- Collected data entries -
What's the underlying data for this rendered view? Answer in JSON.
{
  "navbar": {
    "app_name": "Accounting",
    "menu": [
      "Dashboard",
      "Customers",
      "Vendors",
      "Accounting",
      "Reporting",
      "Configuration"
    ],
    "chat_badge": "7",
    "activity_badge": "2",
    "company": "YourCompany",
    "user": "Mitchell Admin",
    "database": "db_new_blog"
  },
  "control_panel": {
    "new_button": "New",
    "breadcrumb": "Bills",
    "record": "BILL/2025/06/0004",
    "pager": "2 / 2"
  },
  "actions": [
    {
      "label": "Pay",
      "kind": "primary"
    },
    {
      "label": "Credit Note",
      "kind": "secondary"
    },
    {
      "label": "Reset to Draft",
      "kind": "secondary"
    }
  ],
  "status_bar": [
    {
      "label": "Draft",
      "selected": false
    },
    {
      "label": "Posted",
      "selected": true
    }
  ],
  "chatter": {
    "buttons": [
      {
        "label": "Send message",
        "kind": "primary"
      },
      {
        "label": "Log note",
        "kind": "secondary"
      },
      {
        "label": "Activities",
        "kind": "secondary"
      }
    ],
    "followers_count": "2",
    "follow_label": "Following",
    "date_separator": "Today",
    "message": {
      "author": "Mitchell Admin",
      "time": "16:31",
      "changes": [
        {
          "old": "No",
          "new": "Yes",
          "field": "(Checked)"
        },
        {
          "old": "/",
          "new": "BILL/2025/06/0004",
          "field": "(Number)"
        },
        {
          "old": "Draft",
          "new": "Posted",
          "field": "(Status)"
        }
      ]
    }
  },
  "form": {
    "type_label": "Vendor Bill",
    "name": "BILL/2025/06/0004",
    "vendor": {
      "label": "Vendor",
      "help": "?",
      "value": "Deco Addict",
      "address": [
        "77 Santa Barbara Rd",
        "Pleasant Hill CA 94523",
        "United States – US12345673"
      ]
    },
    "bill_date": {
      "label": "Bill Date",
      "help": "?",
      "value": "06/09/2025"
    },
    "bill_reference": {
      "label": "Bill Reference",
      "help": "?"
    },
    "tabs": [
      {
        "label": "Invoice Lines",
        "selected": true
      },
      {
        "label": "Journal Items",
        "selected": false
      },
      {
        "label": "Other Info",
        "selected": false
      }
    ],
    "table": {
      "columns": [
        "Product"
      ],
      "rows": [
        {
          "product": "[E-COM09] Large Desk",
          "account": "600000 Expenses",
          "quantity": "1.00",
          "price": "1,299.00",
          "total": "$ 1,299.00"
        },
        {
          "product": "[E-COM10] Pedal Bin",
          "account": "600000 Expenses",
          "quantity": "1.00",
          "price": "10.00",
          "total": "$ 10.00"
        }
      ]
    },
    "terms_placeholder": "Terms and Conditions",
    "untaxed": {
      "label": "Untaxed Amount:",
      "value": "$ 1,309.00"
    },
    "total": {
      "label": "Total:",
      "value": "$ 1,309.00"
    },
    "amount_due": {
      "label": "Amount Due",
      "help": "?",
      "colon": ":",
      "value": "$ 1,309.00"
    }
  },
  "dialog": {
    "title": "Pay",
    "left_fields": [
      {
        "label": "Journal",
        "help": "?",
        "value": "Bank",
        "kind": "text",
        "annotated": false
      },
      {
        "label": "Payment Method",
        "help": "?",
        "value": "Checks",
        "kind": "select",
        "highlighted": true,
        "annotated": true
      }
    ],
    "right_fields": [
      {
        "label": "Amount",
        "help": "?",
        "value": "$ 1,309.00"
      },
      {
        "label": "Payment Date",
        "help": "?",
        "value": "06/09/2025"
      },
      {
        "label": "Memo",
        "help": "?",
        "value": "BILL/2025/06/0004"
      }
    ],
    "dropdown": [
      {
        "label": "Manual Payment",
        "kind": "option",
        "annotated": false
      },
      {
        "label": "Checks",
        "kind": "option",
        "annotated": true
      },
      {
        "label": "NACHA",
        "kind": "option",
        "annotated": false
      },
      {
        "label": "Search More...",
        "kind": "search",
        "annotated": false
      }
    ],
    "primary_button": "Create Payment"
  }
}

- WHAT YOU ARE ASKED TO DO -
Among the entries above, identify all lines with "Mitchell" and copy them.

- TASK RESULT -
    "user": "Mitchell Admin",
      "author": "Mitchell Admin",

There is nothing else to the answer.